WORK REQUIRED –
Which lines in the records below contain the word "icon"? Copy each of them.

━━━ DATA RECORDS ━━━

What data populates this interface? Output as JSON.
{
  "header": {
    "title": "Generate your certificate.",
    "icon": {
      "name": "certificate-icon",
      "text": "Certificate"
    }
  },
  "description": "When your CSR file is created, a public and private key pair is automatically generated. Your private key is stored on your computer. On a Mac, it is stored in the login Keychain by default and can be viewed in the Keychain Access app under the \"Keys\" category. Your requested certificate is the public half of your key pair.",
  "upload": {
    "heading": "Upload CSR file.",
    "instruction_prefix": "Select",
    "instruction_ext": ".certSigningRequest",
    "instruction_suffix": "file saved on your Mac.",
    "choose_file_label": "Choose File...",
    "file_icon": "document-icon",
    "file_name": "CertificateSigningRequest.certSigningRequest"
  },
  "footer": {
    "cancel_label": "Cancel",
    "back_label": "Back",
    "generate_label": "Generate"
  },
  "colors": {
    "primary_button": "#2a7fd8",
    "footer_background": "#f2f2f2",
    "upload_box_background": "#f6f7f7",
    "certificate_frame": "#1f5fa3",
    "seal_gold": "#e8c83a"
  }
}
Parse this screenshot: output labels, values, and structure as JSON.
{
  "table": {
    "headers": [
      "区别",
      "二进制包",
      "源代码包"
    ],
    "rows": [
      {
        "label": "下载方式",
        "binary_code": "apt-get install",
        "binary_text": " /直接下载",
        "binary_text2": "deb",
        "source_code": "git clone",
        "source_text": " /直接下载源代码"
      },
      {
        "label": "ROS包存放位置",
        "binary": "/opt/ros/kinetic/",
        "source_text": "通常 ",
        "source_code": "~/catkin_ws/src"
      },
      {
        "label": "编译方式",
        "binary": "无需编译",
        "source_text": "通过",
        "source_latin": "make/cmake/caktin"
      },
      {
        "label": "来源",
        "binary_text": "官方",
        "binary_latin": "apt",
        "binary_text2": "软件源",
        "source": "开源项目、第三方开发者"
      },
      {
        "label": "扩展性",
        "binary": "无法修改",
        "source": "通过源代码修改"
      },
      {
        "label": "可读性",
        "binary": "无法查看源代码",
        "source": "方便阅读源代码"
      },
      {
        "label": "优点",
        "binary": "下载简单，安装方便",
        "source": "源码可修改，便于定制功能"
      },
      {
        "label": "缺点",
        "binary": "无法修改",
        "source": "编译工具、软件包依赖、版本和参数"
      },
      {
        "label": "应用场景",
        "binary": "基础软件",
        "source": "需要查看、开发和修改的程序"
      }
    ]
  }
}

━━━

WORKED SOLUTION –
    "icon": {
      "name": "certificate-icon",
    "file_icon": "document-icon",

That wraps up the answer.